→ **Given task**
Locate the lines that hold the string "Романов". Copy every such line.
====== Records to process ======
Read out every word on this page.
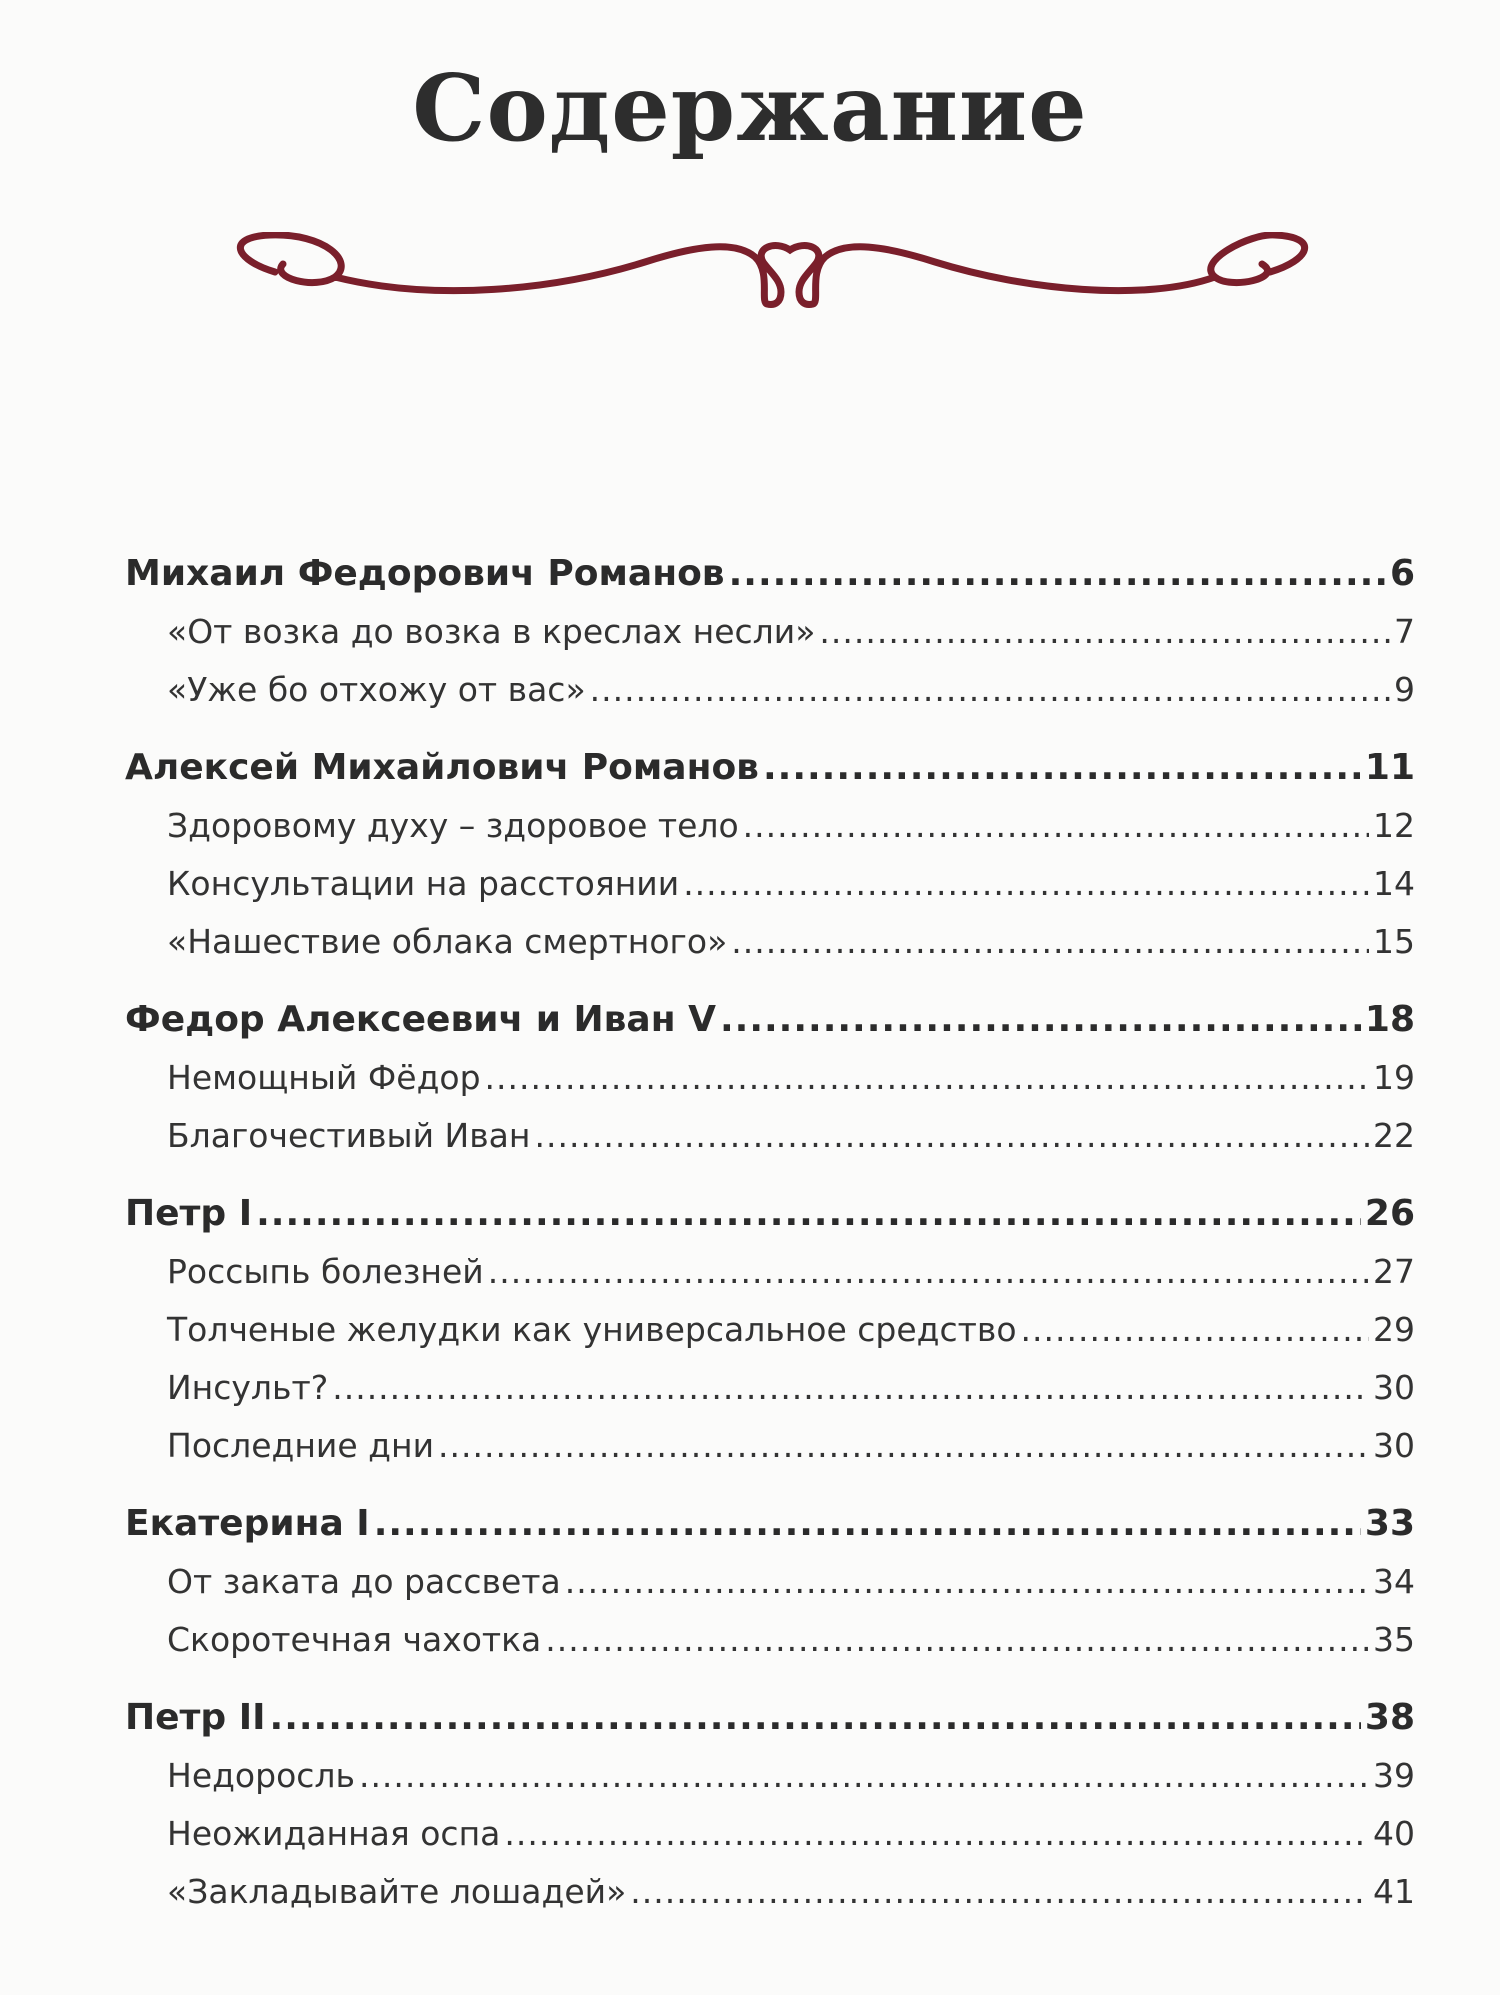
Содержание
Михаил Федорович Романов .....	6
«От возка до возка в креслах несли» .....	7
«Уже бо отхожу от вас» .....	9
Алексей Михайлович Романов .....	11
Здоровому духу – здоровое тело .....	12
Консультации на расстоянии .....	14
«Нашествие облака смертного» .....	15
Федор Алексеевич и Иван V .....	18
Немощный Фёдор .....	19
Благочестивый Иван .....	22
Петр I .....	26
Россыпь болезней .....	27
Толченые желудки как универсальное средство .....	29
Инсульт? .....	30
Последние дни .....	30
Екатерина I .....	33
От заката до рассвета .....	34
Скоротечная чахотка .....	35
Петр II .....	38
Недоросль .....	39
Неожиданная оспа .....	40
«Закладывайте лошадей» .....	41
======
→ **Exercise answer**
Михаил Федорович Романов .....	6
Алексей Михайлович Романов .....	11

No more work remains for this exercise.